» **Work to be completed**: Could you write the next part of the introduction below on the Nigerian Exchange's first-quarter 2026 rally, picking up after its last sentence?

» **Passage shown**:
Introduction
The opening quarter of 2026 has transformed the Nigerian Exchange (NGX) into a theater of staggering numbers. With some low-cap stocks printing 1st-quarter (Q1: January - March) returns of 500% or more, the siren song of "easy wealth" has never been louder. This historic surge propelled the first-quarter All-Share Index (ASI) to an unprecedented all-time high of approximately 30%—a milestone of market growth previously unseen in the history of the Nigerian Exchange (NGX). For many, these soaring green candles represent a golden opportunity; for the seasoned investor, however, they could signal a sophisticated liquidity trap that warrants cross-examination.

While the market’s focus is often captured by the jaw-dropping 136% to 515% surges of the top 10 performers, this analysis does not overlook the impressive rallies of 30% to 120% seen in the market’s fundamental heavyweights. Established names like Aradel (88%), Seplat (57%), Dangote Cement (33%), MTN (49%), Zenith Bank (55%), and NestlΓ© (73%), alongside industrial and healthcare leaders like BUA Cement (83%), Lafarge (63%), Okomu (61%), Presco (37%), May & Baker (100%), and Fidson (100%), as well as construction, consumer, insurance, and logistics giants like Julius Berger (88%), Unilever (31%), Custodian (74%), PZ (85%), NAHCO (79%), and Jaiz Bank (120%), all demonstrated robust growth during this period. This represents substantial value addition and sustainable wealth creation, underpinned by the robust performance of fundamentally sound and highly profitable companies. However, the intent here is to provide a rigorous critical evaluation of those outliers whose astronomical gains may be detached from their underlying financial health.

» **Supplied data**:
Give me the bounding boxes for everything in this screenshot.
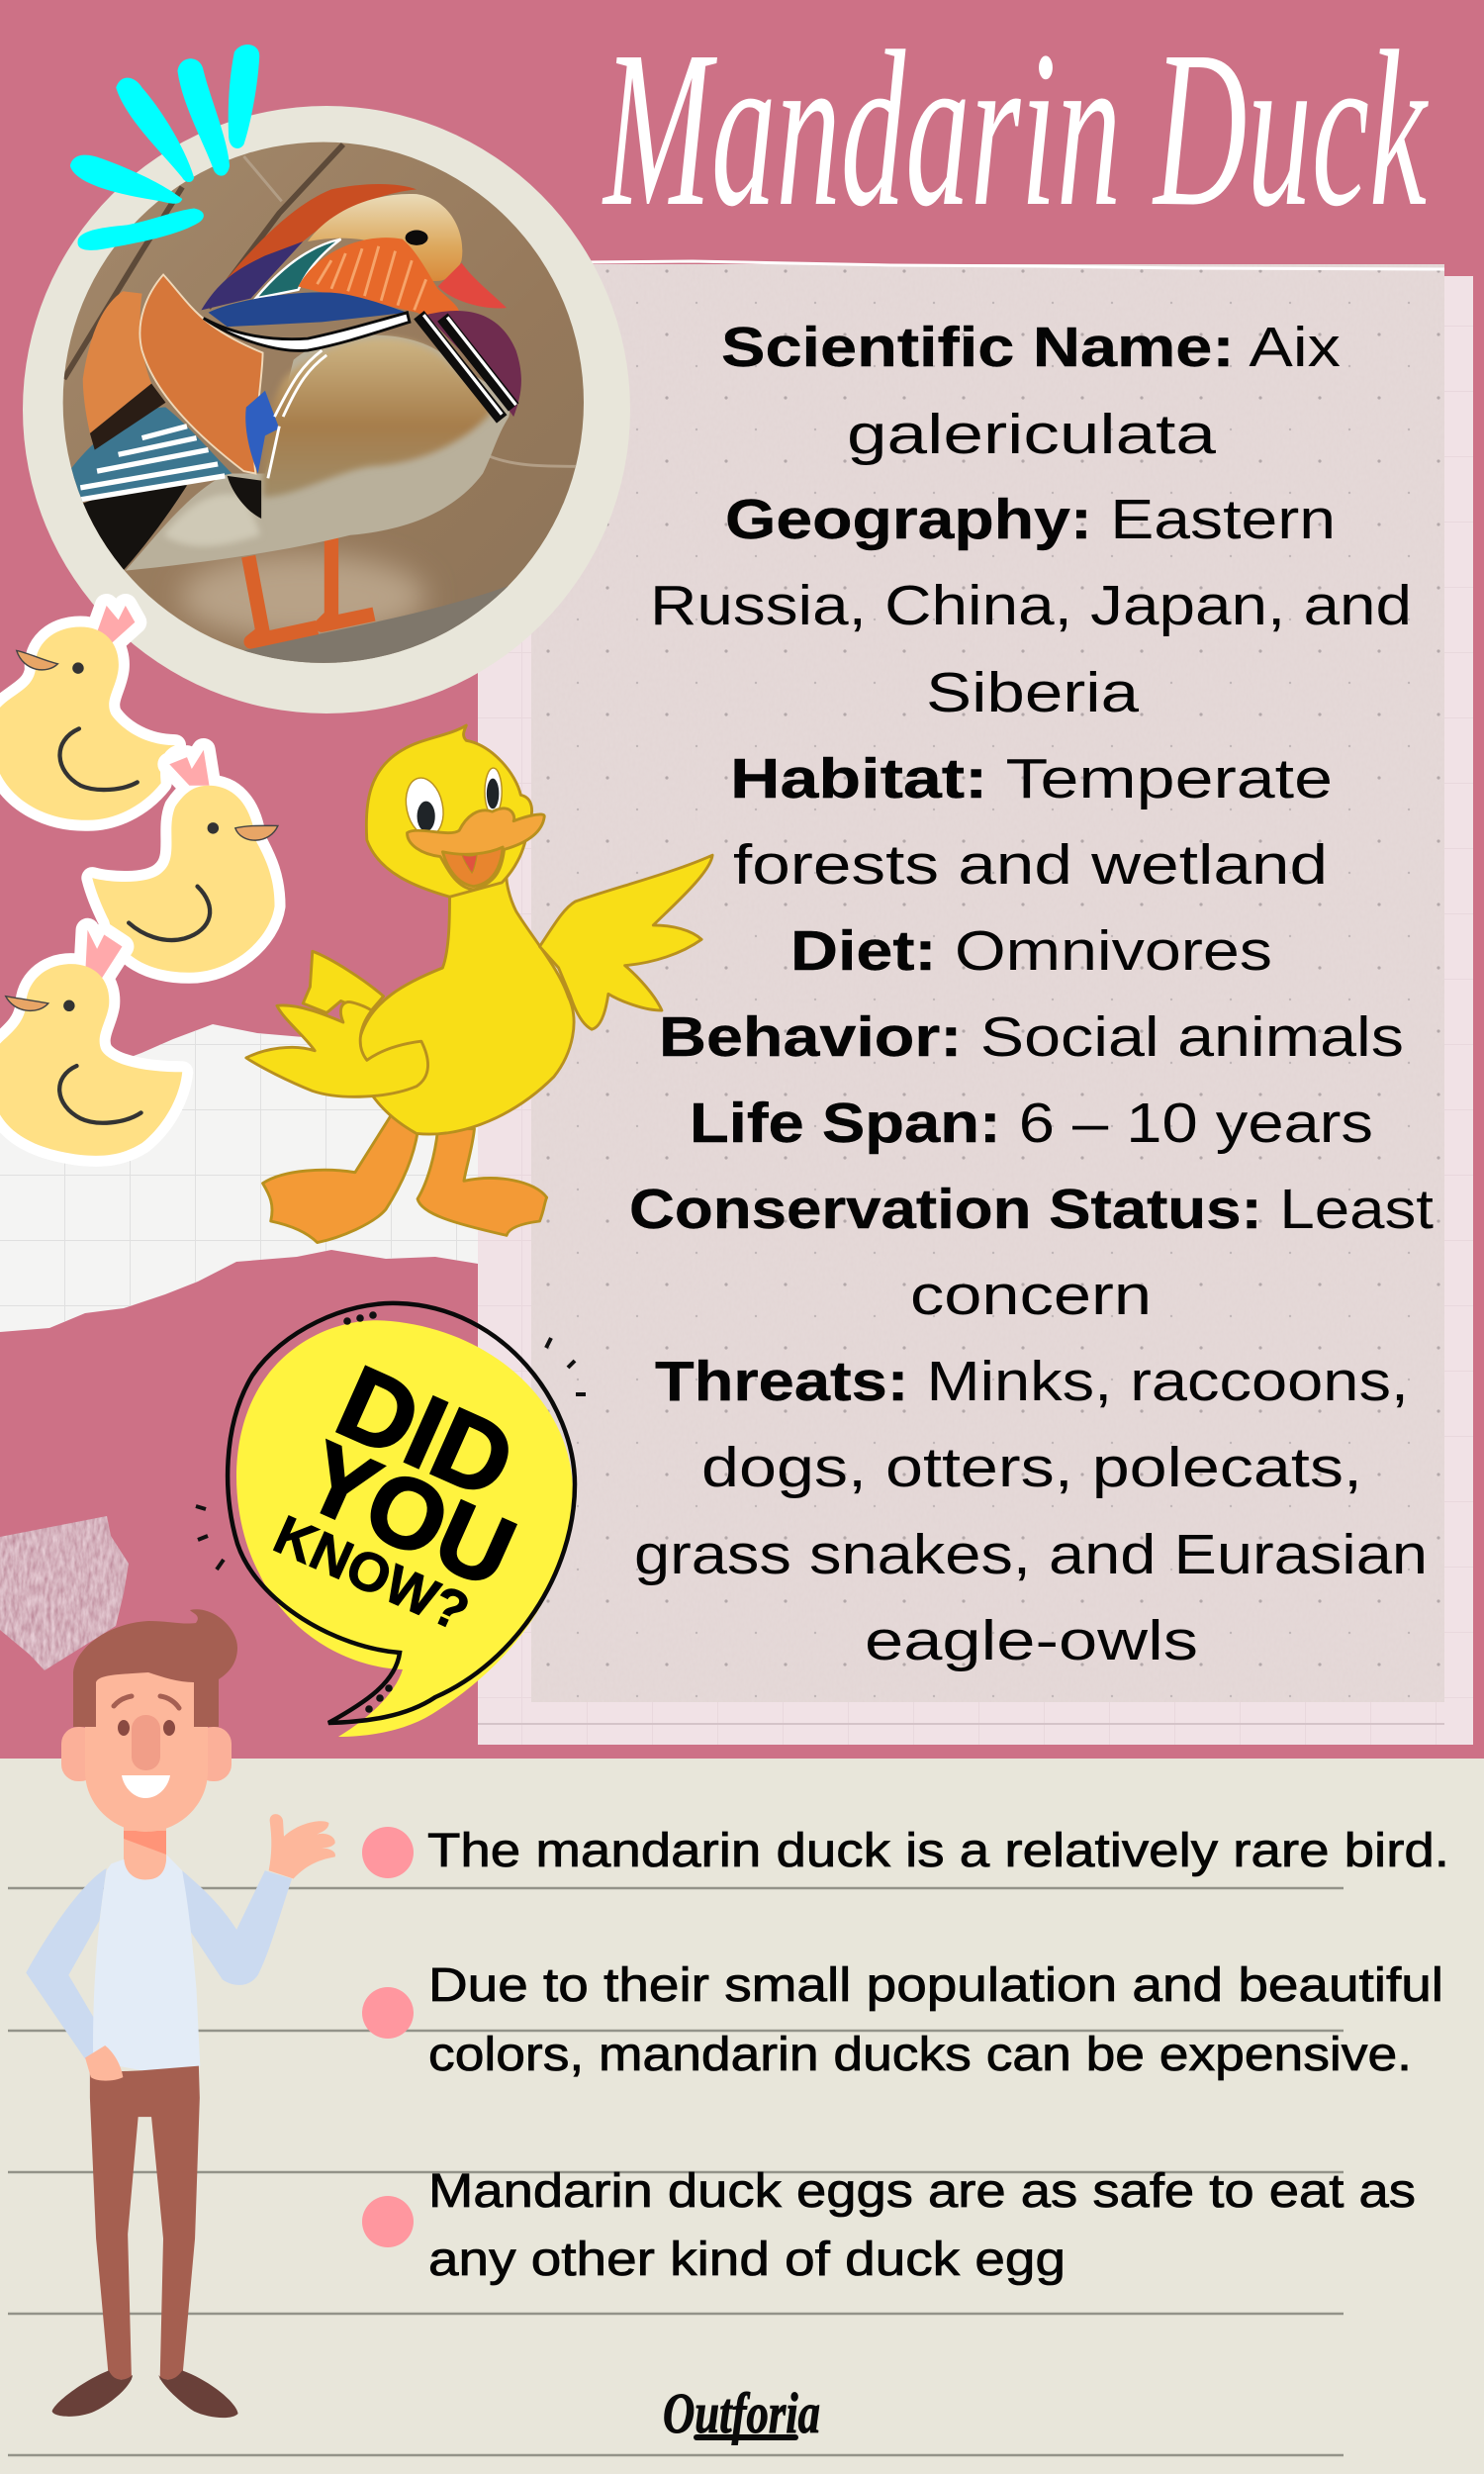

» **Answer to the exercise**:
When a stock rallies on a "Full Bid" with no available offers, it creates an illusion of infinite growth—yet this very lack of liquidity is the "exit door" that slams shut the moment the trend reverses. In this environment, the line between a strategic position and a speculative gamble becomes dangerously thin.
This analysis strips away the hype to examine the cold fundamental data—EPS and P/E ratios—that separate sustainable growth from hollow "pump-and-dump" cycles. Earnings Per Share (EPS) measures a company's profitability by dividing its net income by outstanding shares, while the Price-to-Earnings (P/E) ratio compares the stock price to those earnings to determine if a stock is overvalued (expensive) or undervalued (cheap) relative to its earnings. It shows how much investors are willing to pay for ₦1 of a company’s profit.
By exploring the mechanics of the "Dumping Session" and the necessity to allocate a maximum of 20% of your portfolio to such volatile speculative stocks, we provide a roadmap for navigating these volatile waters safely.
In a market where today’s top gainer can become tomorrow’s frozen asset or even a top loser, understanding the "Speed of Gravity" isn't just an advantage—it is a survival requirement. Let us dive into why your most attractive returns may only be a mirage if you lack disciplined entry and exit strategies.
Beyond the Green: Analyzing the Fundamentals of the NGX’s Top Q1 Performers
Table 1 presents the top 10 Q1 gainers with their associated % gains, EPS, P/E ratios, and market capitalizations.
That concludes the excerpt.